What you have to do: Transcribe the full listing below exactly.

Records provided:

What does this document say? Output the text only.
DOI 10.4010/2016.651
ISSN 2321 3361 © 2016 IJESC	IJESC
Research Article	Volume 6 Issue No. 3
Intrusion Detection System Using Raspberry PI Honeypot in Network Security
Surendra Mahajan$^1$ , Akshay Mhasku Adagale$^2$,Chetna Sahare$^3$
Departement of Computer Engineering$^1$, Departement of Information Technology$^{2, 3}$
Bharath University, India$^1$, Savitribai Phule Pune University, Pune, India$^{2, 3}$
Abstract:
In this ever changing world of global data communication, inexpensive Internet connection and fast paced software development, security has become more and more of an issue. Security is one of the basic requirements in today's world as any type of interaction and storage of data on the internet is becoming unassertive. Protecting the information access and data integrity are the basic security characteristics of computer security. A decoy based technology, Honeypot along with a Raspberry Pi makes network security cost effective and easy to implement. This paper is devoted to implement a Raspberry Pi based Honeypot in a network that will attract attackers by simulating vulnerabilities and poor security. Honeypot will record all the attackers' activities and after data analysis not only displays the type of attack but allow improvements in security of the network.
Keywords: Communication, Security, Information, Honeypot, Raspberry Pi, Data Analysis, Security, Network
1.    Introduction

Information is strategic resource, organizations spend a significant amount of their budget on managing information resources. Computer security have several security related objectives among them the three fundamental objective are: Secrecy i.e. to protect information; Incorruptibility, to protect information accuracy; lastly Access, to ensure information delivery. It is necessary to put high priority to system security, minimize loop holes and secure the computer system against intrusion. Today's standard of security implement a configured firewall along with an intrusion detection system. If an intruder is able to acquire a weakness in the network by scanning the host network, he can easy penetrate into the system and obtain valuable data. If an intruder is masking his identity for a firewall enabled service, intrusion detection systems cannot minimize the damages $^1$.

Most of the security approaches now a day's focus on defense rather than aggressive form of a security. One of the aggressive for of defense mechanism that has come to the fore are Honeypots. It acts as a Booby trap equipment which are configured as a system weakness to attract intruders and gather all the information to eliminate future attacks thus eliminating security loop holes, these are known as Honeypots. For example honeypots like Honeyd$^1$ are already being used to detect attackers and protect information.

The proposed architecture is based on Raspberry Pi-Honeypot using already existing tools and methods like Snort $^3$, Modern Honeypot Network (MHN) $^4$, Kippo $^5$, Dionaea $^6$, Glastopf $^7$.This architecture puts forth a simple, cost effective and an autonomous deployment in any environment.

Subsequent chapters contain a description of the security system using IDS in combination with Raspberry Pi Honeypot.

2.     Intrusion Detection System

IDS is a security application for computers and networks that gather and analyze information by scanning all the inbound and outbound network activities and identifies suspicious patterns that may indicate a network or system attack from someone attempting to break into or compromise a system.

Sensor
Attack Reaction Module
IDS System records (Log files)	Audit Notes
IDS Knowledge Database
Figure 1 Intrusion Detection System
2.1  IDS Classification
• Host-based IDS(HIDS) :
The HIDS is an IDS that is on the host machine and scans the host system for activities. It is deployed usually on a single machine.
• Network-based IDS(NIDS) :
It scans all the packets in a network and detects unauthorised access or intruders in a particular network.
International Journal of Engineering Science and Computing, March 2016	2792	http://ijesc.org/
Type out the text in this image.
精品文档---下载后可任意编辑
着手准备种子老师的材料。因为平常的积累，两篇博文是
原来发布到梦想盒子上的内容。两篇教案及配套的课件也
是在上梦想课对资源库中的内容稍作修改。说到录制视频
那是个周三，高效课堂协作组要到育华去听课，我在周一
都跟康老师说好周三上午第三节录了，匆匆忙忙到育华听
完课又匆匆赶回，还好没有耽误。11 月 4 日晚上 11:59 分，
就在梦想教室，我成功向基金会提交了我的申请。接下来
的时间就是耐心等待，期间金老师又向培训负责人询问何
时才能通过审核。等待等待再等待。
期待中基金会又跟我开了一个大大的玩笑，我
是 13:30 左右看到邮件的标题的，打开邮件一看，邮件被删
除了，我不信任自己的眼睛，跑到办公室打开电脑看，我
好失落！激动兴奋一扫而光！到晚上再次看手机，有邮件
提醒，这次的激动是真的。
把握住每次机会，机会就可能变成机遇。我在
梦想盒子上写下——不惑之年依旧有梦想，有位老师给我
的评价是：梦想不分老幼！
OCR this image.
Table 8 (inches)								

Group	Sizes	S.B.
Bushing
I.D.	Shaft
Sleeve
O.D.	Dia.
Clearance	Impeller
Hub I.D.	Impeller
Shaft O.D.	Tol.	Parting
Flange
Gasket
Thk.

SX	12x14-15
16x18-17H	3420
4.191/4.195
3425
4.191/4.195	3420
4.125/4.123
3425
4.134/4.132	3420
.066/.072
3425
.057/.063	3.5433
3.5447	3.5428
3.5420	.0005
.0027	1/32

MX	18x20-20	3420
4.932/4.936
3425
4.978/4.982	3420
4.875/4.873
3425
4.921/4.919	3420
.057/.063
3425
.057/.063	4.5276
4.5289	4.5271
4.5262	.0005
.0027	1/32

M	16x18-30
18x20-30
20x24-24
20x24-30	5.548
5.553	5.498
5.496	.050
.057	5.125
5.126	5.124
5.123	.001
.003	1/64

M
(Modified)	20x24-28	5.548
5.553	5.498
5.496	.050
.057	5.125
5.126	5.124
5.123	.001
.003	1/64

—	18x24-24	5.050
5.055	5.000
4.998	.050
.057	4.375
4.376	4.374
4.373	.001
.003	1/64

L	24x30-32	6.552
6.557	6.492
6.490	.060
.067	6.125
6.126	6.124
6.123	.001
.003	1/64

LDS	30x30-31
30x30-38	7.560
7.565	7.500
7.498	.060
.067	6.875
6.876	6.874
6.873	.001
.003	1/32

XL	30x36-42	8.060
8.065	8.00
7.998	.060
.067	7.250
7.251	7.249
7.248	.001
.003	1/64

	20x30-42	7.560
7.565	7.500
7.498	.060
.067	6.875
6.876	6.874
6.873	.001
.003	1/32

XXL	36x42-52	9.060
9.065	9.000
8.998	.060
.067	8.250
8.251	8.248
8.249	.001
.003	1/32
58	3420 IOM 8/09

Solution for this exercise:
What does this document say? Output the text only.
DOI 10.4010/2016.651
ISSN 2321 3361 © 2016 IJESC	IJESC
Research Article	Volume 6 Issue No. 3
Intrusion Detection System Using Raspberry PI Honeypot in Network Security
Surendra Mahajan$^1$ , Akshay Mhasku Adagale$^2$,Chetna Sahare$^3$
Departement of Computer Engineering$^1$, Departement of Information Technology$^{2, 3}$
Bharath University, India$^1$, Savitribai Phule Pune University, Pune, India$^{2, 3}$
Abstract:
In this ever changing world of global data communication, inexpensive Internet connection and fast paced software development, security has become more and more of an issue. Security is one of the basic requirements in today's world as any type of interaction and storage of data on the internet is becoming unassertive. Protecting the information access and data integrity are the basic security characteristics of computer security. A decoy based technology, Honeypot along with a Raspberry Pi makes network security cost effective and easy to implement. This paper is devoted to implement a Raspberry Pi based Honeypot in a network that will attract attackers by simulating vulnerabilities and poor security. Honeypot will record all the attackers' activities and after data analysis not only displays the type of attack but allow improvements in security of the network.
Keywords: Communication, Security, Information, Honeypot, Raspberry Pi, Data Analysis, Security, Network
1.    Introduction

Information is strategic resource, organizations spend a significant amount of their budget on managing information resources. Computer security have several security related objectives among them the three fundamental objective are: Secrecy i.e. to protect information; Incorruptibility, to protect information accuracy; lastly Access, to ensure information delivery. It is necessary to put high priority to system security, minimize loop holes and secure the computer system against intrusion. Today's standard of security implement a configured firewall along with an intrusion detection system. If an intruder is able to acquire a weakness in the network by scanning the host network, he can easy penetrate into the system and obtain valuable data. If an intruder is masking his identity for a firewall enabled service, intrusion detection systems cannot minimize the damages $^1$.

Most of the security approaches now a day's focus on defense rather than aggressive form of a security. One of the aggressive for of defense mechanism that has come to the fore are Honeypots. It acts as a Booby trap equipment which are configured as a system weakness to attract intruders and gather all the information to eliminate future attacks thus eliminating security loop holes, these are known as Honeypots. For example honeypots like Honeyd$^1$ are already being used to detect attackers and protect information.

The proposed architecture is based on Raspberry Pi-Honeypot using already existing tools and methods like Snort $^3$, Modern Honeypot Network (MHN) $^4$, Kippo $^5$, Dionaea $^6$, Glastopf $^7$.This architecture puts forth a simple, cost effective and an autonomous deployment in any environment.

Subsequent chapters contain a description of the security system using IDS in combination with Raspberry Pi Honeypot.

2.     Intrusion Detection System

IDS is a security application for computers and networks that gather and analyze information by scanning all the inbound and outbound network activities and identifies suspicious patterns that may indicate a network or system attack from someone attempting to break into or compromise a system.

Sensor
Attack Reaction Module
IDS System records (Log files)	Audit Notes
IDS Knowledge Database
Figure 1 Intrusion Detection System
2.1  IDS Classification
• Host-based IDS(HIDS) :
The HIDS is an IDS that is on the host machine and scans the host system for activities. It is deployed usually on a single machine.
• Network-based IDS(NIDS) :
It scans all the packets in a network and detects unauthorised access or intruders in a particular network.
International Journal of Engineering Science and Computing, March 2016	2792	http://ijesc.org/
Type out the text in this image.
精品文档---下载后可任意编辑
着手准备种子老师的材料。因为平常的积累，两篇博文是
原来发布到梦想盒子上的内容。两篇教案及配套的课件也
是在上梦想课对资源库中的内容稍作修改。说到录制视频
那是个周三，高效课堂协作组要到育华去听课，我在周一
都跟康老师说好周三上午第三节录了，匆匆忙忙到育华听
完课又匆匆赶回，还好没有耽误。11 月 4 日晚上 11:59 分，
就在梦想教室，我成功向基金会提交了我的申请。接下来
的时间就是耐心等待，期间金老师又向培训负责人询问何
时才能通过审核。等待等待再等待。
期待中基金会又跟我开了一个大大的玩笑，我
是 13:30 左右看到邮件的标题的，打开邮件一看，邮件被删
除了，我不信任自己的眼睛，跑到办公室打开电脑看，我
好失落！激动兴奋一扫而光！到晚上再次看手机，有邮件
提醒，这次的激动是真的。
把握住每次机会，机会就可能变成机遇。我在
梦想盒子上写下——不惑之年依旧有梦想，有位老师给我
的评价是：梦想不分老幼！
OCR this image.
Table 8 (inches)								

Group	Sizes	S.B.
Bushing
I.D.	Shaft
Sleeve
O.D.	Dia.
Clearance	Impeller
Hub I.D.	Impeller
Shaft O.D.	Tol.	Parting
Flange
Gasket
Thk.

SX	12x14-15
16x18-17H	3420
4.191/4.195
3425
4.191/4.195	3420
4.125/4.123
3425
4.134/4.132	3420
.066/.072
3425
.057/.063	3.5433
3.5447	3.5428
3.5420	.0005
.0027	1/32

MX	18x20-20	3420
4.932/4.936
3425
4.978/4.982	3420
4.875/4.873
3425
4.921/4.919	3420
.057/.063
3425
.057/.063	4.5276
4.5289	4.5271
4.5262	.0005
.0027	1/32

M	16x18-30
18x20-30
20x24-24
20x24-30	5.548
5.553	5.498
5.496	.050
.057	5.125
5.126	5.124
5.123	.001
.003	1/64

M
(Modified)	20x24-28	5.548
5.553	5.498
5.496	.050
.057	5.125
5.126	5.124
5.123	.001
.003	1/64

—	18x24-24	5.050
5.055	5.000
4.998	.050
.057	4.375
4.376	4.374
4.373	.001
.003	1/64

L	24x30-32	6.552
6.557	6.492
6.490	.060
.067	6.125
6.126	6.124
6.123	.001
.003	1/64

LDS	30x30-31
30x30-38	7.560
7.565	7.500
7.498	.060
.067	6.875
6.876	6.874
6.873	.001
.003	1/32

XL	30x36-42	8.060
8.065	8.00
7.998	.060
.067	7.250
7.251	7.249
7.248	.001
.003	1/64

	20x30-42	7.560
7.565	7.500
7.498	.060
.067	6.875
6.876	6.874
6.873	.001
.003	1/32

XXL	36x42-52	9.060
9.065	9.000
8.998	.060
.067	8.250
8.251	8.248
8.249	.001
.003	1/32
58	3420 IOM 8/09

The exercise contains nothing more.